Stored data:
= = =

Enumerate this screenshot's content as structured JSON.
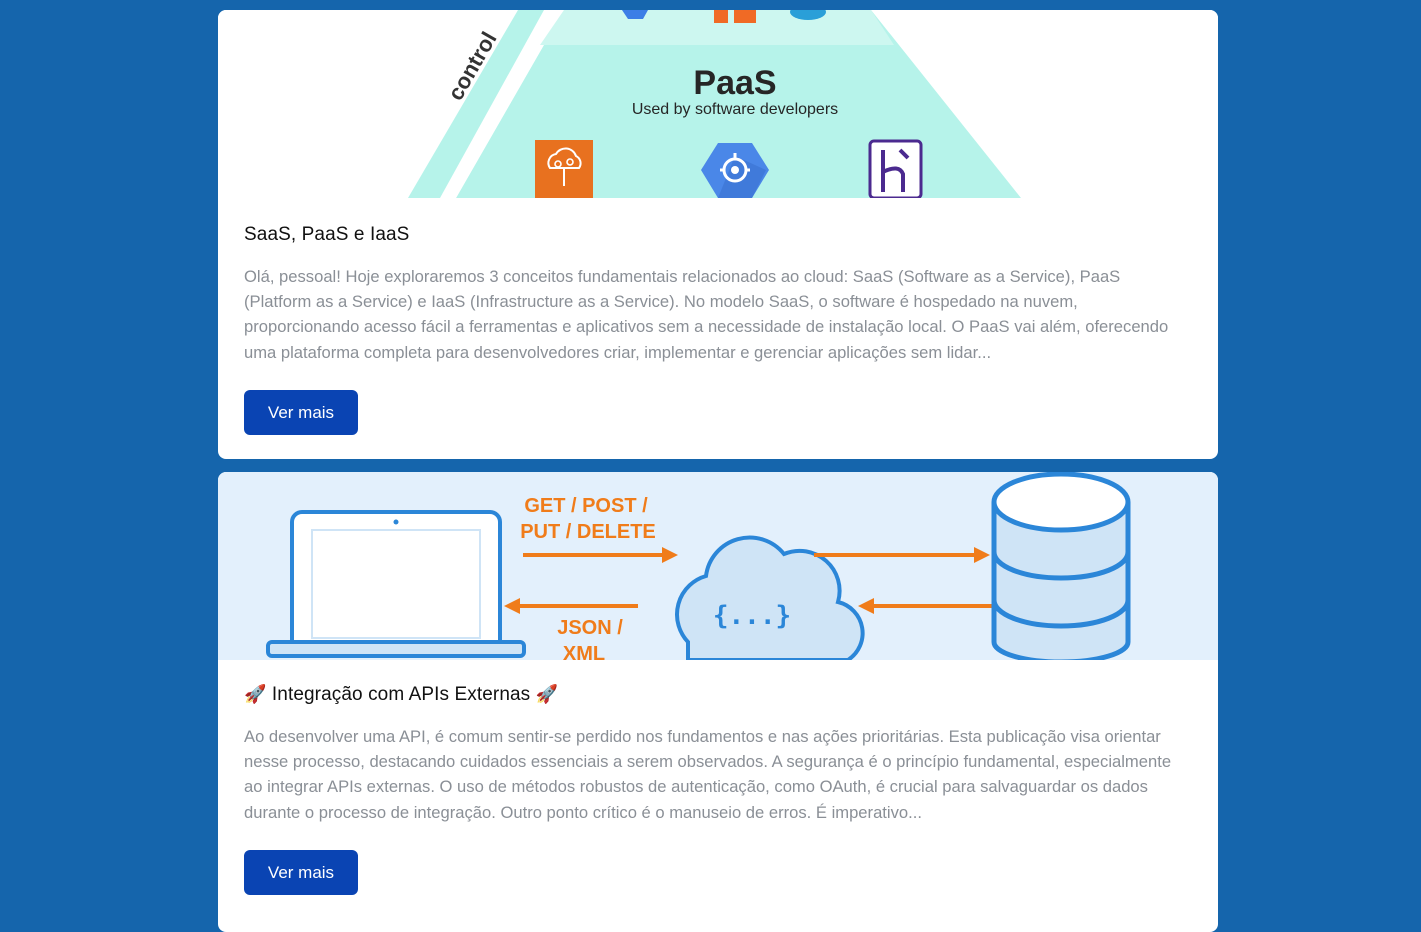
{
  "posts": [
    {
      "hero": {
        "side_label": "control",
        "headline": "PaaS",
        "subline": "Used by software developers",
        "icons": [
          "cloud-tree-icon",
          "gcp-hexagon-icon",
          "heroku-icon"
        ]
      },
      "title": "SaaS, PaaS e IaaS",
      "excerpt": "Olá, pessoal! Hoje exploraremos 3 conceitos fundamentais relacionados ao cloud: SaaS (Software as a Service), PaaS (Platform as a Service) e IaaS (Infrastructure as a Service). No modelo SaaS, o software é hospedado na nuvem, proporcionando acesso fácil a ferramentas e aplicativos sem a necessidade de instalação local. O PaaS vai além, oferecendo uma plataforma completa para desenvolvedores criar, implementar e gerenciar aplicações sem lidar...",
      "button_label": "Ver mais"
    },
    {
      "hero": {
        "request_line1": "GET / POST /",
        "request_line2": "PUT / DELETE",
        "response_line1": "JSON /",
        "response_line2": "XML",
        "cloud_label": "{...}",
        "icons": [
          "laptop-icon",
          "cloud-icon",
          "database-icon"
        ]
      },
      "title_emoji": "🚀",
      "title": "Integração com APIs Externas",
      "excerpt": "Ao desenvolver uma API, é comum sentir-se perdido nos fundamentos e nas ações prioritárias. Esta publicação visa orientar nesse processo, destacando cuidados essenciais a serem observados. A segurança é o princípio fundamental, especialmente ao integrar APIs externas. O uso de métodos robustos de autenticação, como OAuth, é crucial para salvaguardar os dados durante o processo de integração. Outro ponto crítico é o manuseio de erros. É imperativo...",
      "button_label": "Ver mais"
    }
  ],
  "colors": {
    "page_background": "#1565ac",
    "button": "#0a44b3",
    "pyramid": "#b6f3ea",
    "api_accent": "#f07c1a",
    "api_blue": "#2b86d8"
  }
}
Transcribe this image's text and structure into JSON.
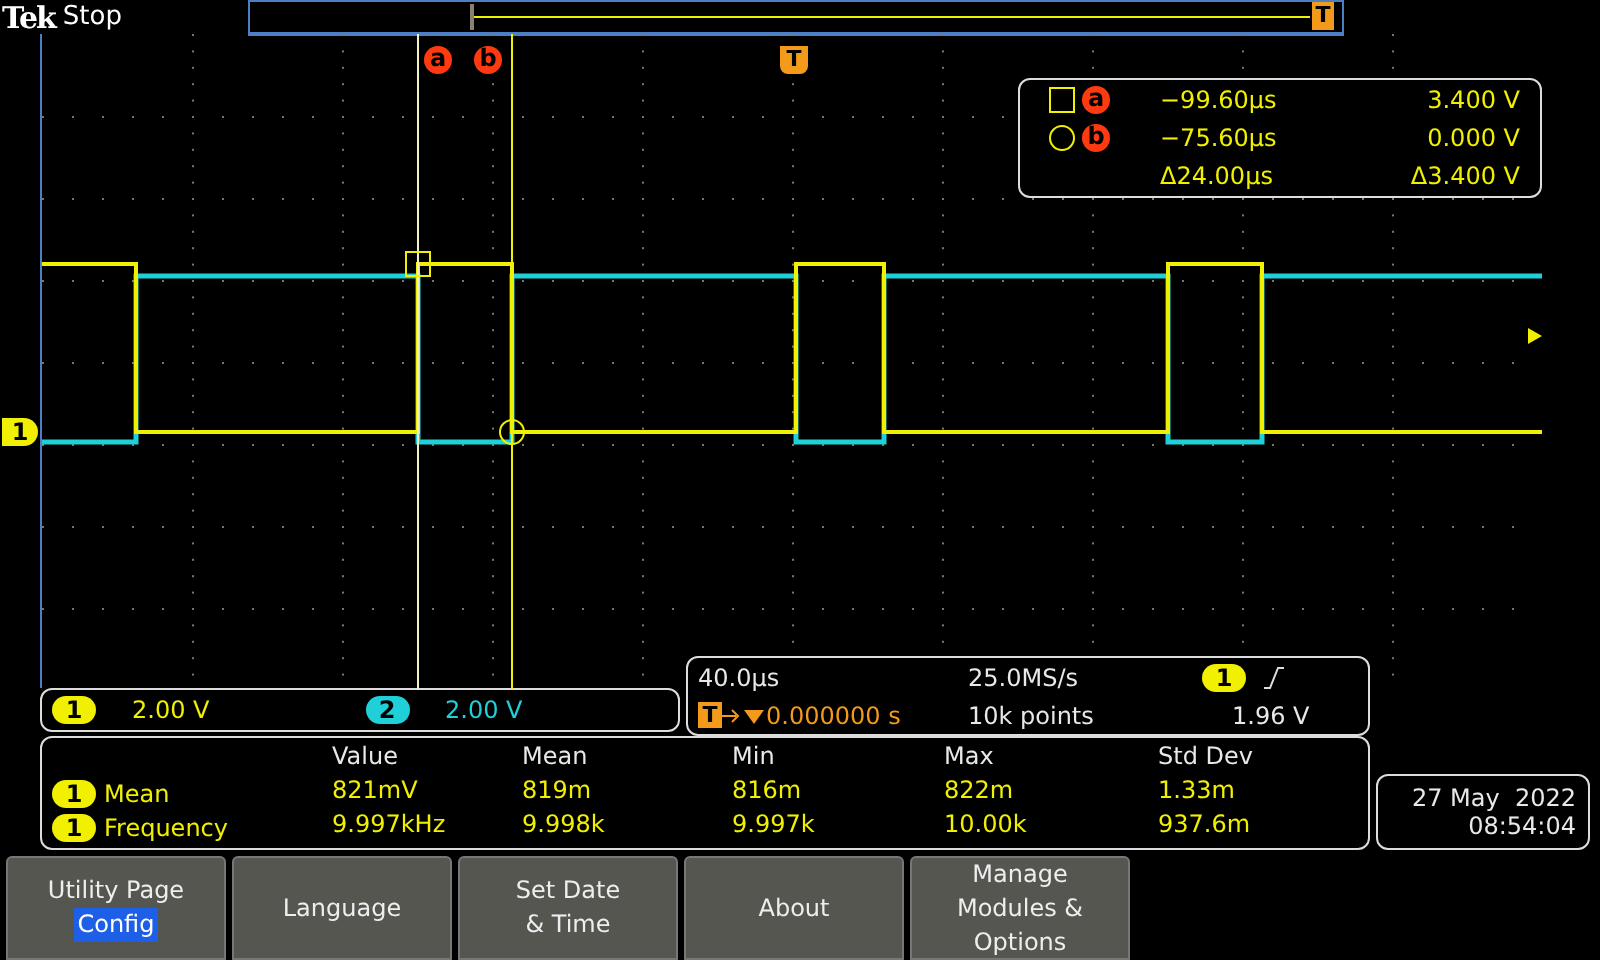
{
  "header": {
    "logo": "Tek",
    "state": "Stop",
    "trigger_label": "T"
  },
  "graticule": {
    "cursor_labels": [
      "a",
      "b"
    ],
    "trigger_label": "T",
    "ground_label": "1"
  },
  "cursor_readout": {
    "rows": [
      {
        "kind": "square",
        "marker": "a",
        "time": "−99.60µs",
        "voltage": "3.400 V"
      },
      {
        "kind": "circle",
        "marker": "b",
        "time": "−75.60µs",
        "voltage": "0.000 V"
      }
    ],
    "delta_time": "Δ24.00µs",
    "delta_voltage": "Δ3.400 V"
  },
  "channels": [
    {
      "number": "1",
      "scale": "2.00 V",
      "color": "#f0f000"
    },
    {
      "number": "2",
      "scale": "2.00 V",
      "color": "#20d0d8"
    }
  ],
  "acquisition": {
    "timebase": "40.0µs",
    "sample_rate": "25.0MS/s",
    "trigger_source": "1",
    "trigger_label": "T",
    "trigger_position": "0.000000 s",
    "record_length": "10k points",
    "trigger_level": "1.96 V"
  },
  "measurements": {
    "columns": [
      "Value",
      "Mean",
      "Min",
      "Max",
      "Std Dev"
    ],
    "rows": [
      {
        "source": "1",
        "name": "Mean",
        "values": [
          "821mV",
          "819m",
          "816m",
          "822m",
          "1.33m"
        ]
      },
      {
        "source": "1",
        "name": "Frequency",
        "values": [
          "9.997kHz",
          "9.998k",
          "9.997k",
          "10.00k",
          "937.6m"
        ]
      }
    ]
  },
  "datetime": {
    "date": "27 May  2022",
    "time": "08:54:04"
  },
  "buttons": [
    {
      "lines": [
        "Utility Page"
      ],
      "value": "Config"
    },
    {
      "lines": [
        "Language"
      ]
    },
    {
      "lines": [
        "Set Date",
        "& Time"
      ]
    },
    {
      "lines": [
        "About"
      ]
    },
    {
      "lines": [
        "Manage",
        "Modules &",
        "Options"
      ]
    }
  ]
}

= = =

Exercise:
Return each line where "SaaS" shows up.

Answer to this problem:
      "title": "SaaS, PaaS e IaaS",
      "excerpt": "Olá, pessoal! Hoje exploraremos 3 conceitos fundamentais relacionados ao cloud: SaaS (Software as a Service), PaaS (Platform as a Service) e IaaS (Infrastructure as a Service). No modelo SaaS, o software é hospedado na nuvem, proporcionando acesso fácil a ferramentas e aplicativos sem a necessidade de instalação local. O PaaS vai além, oferecendo uma plataforma completa para desenvolvedores criar, implementar e gerenciar aplicações sem lidar...",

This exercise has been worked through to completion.